## TASK INSTRUCTIONS
Write out each line beneath this one exactly as it reads.

Dataset entries on figures:
★ ★ ★ ★

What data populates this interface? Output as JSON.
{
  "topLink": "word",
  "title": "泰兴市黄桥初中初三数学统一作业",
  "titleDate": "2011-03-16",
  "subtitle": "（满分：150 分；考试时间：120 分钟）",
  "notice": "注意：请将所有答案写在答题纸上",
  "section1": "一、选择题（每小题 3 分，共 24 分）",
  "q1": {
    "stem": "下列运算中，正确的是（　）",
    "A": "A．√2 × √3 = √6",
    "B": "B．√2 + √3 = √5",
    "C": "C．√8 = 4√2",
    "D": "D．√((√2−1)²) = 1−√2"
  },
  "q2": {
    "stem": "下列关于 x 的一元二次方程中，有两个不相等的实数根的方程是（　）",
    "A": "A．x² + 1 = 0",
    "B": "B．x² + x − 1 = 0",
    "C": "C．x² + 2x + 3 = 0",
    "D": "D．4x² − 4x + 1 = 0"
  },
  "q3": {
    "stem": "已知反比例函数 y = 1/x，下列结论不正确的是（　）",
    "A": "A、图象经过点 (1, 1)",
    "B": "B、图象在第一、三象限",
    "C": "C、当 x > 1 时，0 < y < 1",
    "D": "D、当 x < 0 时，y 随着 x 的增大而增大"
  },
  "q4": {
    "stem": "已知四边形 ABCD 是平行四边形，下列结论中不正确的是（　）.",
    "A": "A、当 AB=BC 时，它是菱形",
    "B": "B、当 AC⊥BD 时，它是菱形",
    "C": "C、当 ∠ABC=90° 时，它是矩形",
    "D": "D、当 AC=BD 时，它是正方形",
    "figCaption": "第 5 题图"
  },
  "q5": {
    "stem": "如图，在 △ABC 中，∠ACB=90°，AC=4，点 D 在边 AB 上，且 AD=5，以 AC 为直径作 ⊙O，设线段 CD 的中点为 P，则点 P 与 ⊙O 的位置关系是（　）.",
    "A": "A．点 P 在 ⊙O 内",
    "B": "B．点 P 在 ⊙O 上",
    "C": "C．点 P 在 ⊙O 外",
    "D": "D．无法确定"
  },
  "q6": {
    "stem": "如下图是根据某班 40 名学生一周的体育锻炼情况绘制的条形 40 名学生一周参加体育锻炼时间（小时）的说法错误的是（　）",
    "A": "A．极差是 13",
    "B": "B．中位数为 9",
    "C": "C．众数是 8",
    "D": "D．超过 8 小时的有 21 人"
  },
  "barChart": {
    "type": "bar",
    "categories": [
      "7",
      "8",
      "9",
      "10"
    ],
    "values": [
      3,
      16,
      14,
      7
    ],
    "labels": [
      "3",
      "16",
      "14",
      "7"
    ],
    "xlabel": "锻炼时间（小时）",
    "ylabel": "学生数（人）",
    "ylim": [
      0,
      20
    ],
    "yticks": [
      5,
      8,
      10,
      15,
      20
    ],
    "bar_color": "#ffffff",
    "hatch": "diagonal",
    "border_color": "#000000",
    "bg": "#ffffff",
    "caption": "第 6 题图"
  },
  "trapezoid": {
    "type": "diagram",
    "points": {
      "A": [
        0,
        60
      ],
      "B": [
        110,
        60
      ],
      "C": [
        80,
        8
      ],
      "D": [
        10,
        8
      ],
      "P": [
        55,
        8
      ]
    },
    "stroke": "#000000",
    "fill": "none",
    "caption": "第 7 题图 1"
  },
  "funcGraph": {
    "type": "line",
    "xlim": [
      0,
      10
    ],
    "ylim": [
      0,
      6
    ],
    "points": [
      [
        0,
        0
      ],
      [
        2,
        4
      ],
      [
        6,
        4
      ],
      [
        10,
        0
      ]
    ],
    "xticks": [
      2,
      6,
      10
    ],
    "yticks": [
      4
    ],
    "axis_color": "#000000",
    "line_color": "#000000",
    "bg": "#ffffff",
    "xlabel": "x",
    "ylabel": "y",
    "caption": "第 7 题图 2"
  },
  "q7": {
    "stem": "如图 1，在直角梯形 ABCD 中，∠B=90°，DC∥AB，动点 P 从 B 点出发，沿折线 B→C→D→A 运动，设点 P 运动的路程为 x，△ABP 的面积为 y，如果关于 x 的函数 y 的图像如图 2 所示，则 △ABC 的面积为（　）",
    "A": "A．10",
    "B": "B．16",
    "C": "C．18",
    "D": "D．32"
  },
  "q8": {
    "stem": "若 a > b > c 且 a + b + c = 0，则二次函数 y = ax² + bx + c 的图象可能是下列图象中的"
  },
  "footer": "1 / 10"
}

★ ★ ★ ★

## FINISHED ANSWER
What data populates this interface? Output as JSON.
{
  "topLink": "word",
  "title": "泰兴市黄桥初中初三数学统一作业",
  "titleDate": "2011-03-16",
  "subtitle": "（满分：150 分；考试时间：120 分钟）",
  "notice": "注意：请将所有答案写在答题纸上",
  "section1": "一、选择题（每小题 3 分，共 24 分）",
  "q1": {
    "stem": "下列运算中，正确的是（　）",
    "A": "A．√2 × √3 = √6",
    "B": "B．√2 + √3 = √5",
    "C": "C．√8 = 4√2",
    "D": "D．√((√2−1)²) = 1−√2"
  },
  "q2": {
    "stem": "下列关于 x 的一元二次方程中，有两个不相等的实数根的方程是（　）",
    "A": "A．x² + 1 = 0",
    "B": "B．x² + x − 1 = 0",
    "C": "C．x² + 2x + 3 = 0",
    "D": "D．4x² − 4x + 1 = 0"
  },
  "q3": {
    "stem": "已知反比例函数 y = 1/x，下列结论不正确的是（　）",
    "A": "A、图象经过点 (1, 1)",
    "B": "B、图象在第一、三象限",
    "C": "C、当 x > 1 时，0 < y < 1",
    "D": "D、当 x < 0 时，y 随着 x 的增大而增大"
  },
  "q4": {
    "stem": "已知四边形 ABCD 是平行四边形，下列结论中不正确的是（　）.",
    "A": "A、当 AB=BC 时，它是菱形",
    "B": "B、当 AC⊥BD 时，它是菱形",
    "C": "C、当 ∠ABC=90° 时，它是矩形",
    "D": "D、当 AC=BD 时，它是正方形",
    "figCaption": "第 5 题图"
  },
  "q5": {
    "stem": "如图，在 △ABC 中，∠ACB=90°，AC=4，点 D 在边 AB 上，且 AD=5，以 AC 为直径作 ⊙O，设线段 CD 的中点为 P，则点 P 与 ⊙O 的位置关系是（　）.",
    "A": "A．点 P 在 ⊙O 内",
    "B": "B．点 P 在 ⊙O 上",
    "C": "C．点 P 在 ⊙O 外",
    "D": "D．无法确定"
  },
  "q6": {
    "stem": "如下图是根据某班 40 名学生一周的体育锻炼情况绘制的条形 40 名学生一周参加体育锻炼时间（小时）的说法错误的是（　）",
    "A": "A．极差是 13",
    "B": "B．中位数为 9",
    "C": "C．众数是 8",
    "D": "D．超过 8 小时的有 21 人"
  },
  "barChart": {
    "type": "bar",
    "categories": [
      "7",
      "8",
      "9",
      "10"
    ],
    "values": [
      3,
      16,
      14,
      7
    ],
    "labels": [
      "3",
      "16",
      "14",
      "7"
    ],
    "xlabel": "锻炼时间（小时）",
    "ylabel": "学生数（人）",
    "ylim": [
      0,
      20
    ],
    "yticks": [
      5,
      8,
      10,
      15,
      20
    ],
    "bar_color": "#ffffff",
    "hatch": "diagonal",
    "border_color": "#000000",
    "bg": "#ffffff",
    "caption": "第 6 题图"
  },
  "trapezoid": {
    "type": "diagram",
    "points": {
      "A": [
        0,
        60
      ],
      "B": [
        110,
        60
      ],
      "C": [
        80,
        8
      ],
      "D": [
        10,
        8
      ],
      "P": [
        55,
        8
      ]
    },
    "stroke": "#000000",
    "fill": "none",
    "caption": "第 7 题图 1"
  },
  "funcGraph": {
    "type": "line",
    "xlim": [
      0,
      10
    ],
    "ylim": [
      0,
      6
    ],
    "points": [
      [
        0,
        0
      ],
      [
        2,
        4
      ],
      [
        6,
        4
      ],
      [
        10,
        0
      ]
    ],
    "xticks": [
      2,
      6,
      10
    ],
    "yticks": [
      4
    ],
    "axis_color": "#000000",
    "line_color": "#000000",
    "bg": "#ffffff",
    "xlabel": "x",
    "ylabel": "y",
    "caption": "第 7 题图 2"
  },
  "q7": {
    "stem": "如图 1，在直角梯形 ABCD 中，∠B=90°，DC∥AB，动点 P 从 B 点出发，沿折线 B→C→D→A 运动，设点 P 运动的路程为 x，△ABP 的面积为 y，如果关于 x 的函数 y 的图像如图 2 所示，则 △ABC 的面积为（　）",
    "A": "A．10",
    "B": "B．16",
    "C": "C．18",
    "D": "D．32"
  },
  "q8": {
    "stem": "若 a > b > c 且 a + b + c = 0，则二次函数 y = ax² + bx + c 的图象可能是下列图象中的"
  },
  "footer": "1 / 10"
}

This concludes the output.